[Begin]
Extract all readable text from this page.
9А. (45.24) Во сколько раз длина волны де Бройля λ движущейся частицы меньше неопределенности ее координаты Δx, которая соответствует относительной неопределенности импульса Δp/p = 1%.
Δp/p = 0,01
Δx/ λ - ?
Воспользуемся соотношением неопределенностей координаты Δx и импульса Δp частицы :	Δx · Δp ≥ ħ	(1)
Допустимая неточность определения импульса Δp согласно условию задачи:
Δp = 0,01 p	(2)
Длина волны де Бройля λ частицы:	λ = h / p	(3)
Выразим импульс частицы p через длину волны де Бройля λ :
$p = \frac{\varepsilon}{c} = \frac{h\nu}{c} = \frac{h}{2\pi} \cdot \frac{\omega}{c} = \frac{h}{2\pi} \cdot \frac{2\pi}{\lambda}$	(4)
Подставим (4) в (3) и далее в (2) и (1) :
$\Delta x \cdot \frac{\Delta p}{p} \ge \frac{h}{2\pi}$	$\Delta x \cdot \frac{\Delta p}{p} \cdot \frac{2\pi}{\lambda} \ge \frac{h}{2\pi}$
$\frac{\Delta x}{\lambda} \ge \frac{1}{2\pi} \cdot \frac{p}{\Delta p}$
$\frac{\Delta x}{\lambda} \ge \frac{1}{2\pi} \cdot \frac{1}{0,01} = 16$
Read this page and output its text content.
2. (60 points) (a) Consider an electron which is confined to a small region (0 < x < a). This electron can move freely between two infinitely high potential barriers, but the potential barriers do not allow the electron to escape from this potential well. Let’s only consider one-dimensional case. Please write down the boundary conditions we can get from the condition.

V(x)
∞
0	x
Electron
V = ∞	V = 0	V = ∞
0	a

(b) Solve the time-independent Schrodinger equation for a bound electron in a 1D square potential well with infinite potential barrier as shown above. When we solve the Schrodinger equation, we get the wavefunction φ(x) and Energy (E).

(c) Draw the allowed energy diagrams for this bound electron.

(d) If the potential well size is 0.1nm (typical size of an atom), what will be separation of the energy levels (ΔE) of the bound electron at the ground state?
[End]
[Begin]
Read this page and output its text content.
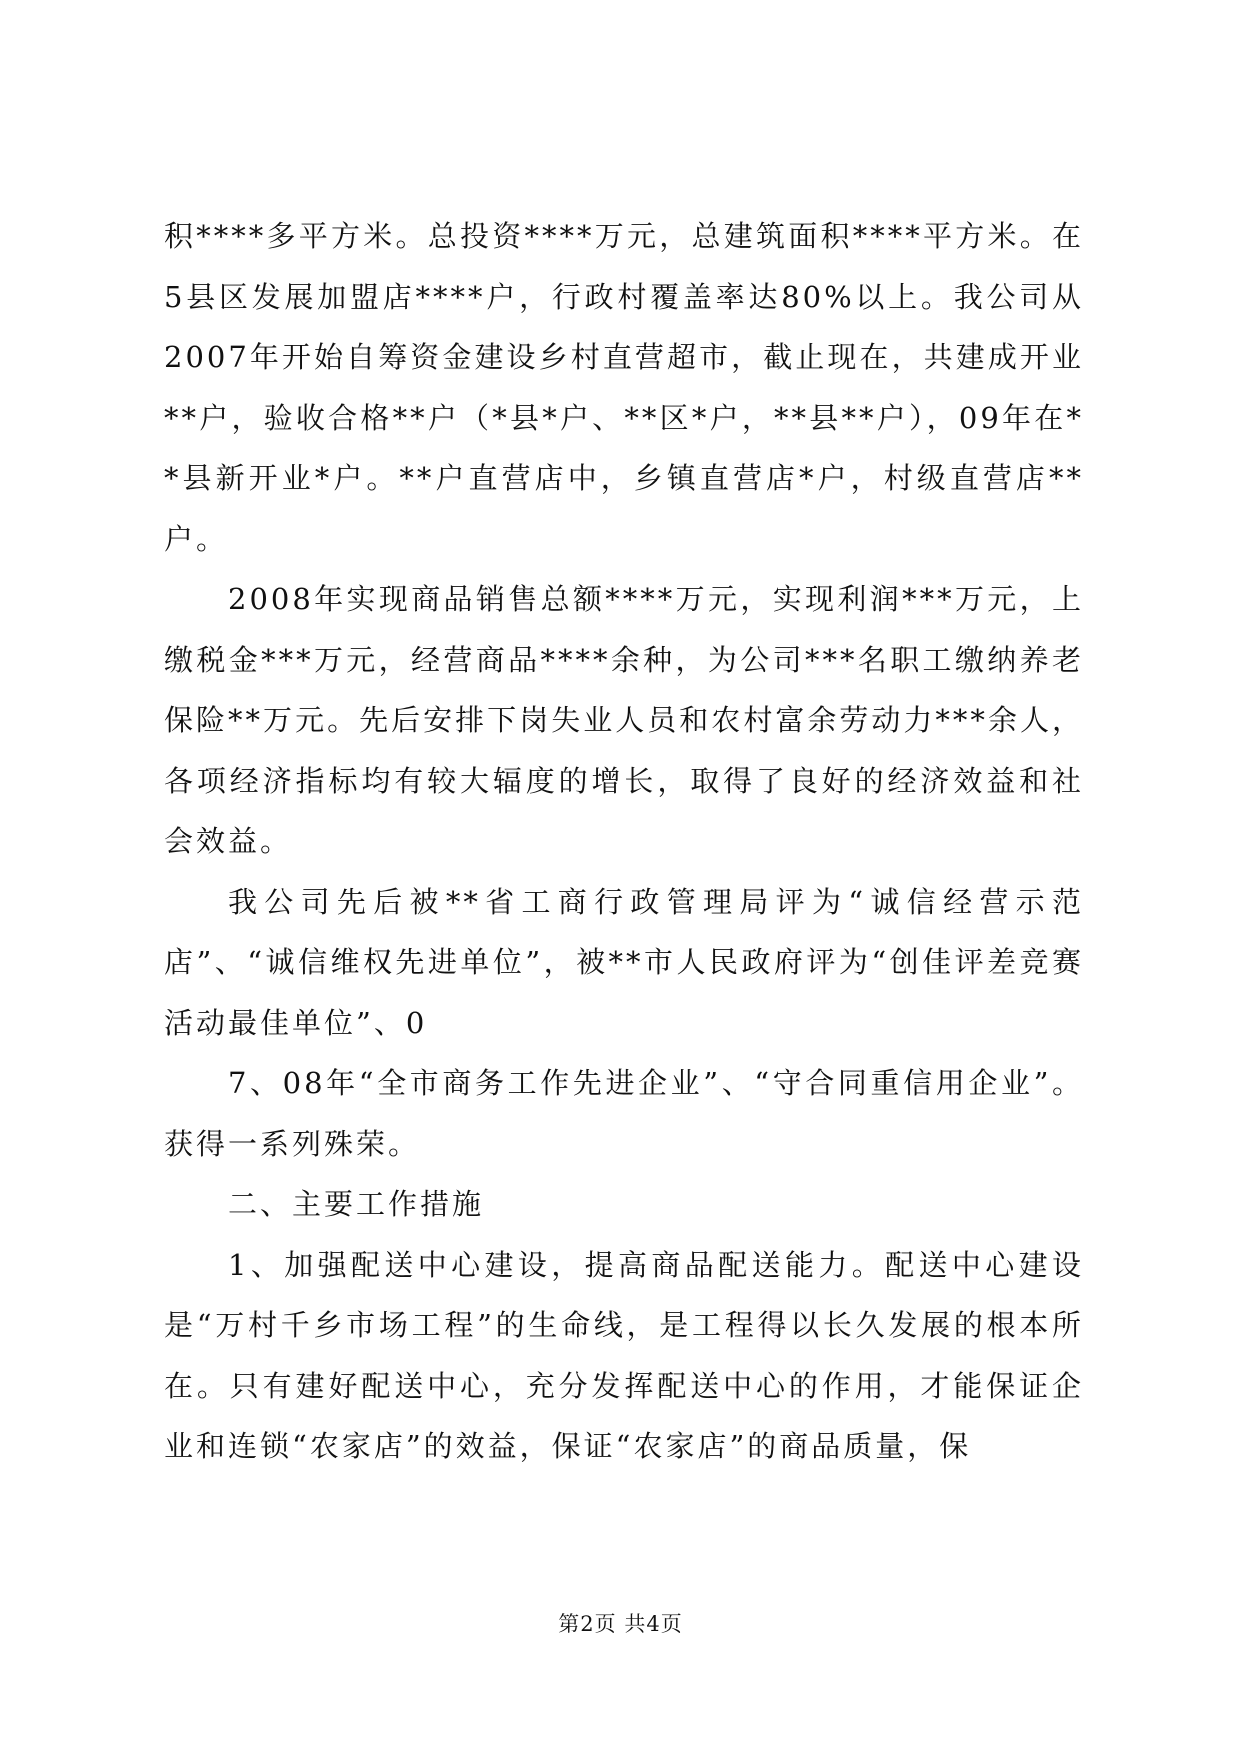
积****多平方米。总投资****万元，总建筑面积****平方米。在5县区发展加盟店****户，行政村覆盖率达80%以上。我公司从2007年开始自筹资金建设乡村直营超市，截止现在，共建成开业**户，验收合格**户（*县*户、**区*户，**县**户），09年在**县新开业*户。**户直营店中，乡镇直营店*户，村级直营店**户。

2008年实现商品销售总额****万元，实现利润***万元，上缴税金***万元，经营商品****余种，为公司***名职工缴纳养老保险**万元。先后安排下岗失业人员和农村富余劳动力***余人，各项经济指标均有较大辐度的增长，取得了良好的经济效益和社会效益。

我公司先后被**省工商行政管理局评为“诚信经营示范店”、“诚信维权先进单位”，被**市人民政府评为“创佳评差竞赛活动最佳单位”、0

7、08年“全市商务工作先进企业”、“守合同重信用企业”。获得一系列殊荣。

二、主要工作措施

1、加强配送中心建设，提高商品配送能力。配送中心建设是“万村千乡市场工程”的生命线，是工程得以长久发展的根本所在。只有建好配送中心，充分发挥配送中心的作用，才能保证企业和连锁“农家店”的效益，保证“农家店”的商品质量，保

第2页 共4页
[End]
Do this -
Among the lines of the records above, count those holding the string "potential", and report only the number.

Exercise solution -
3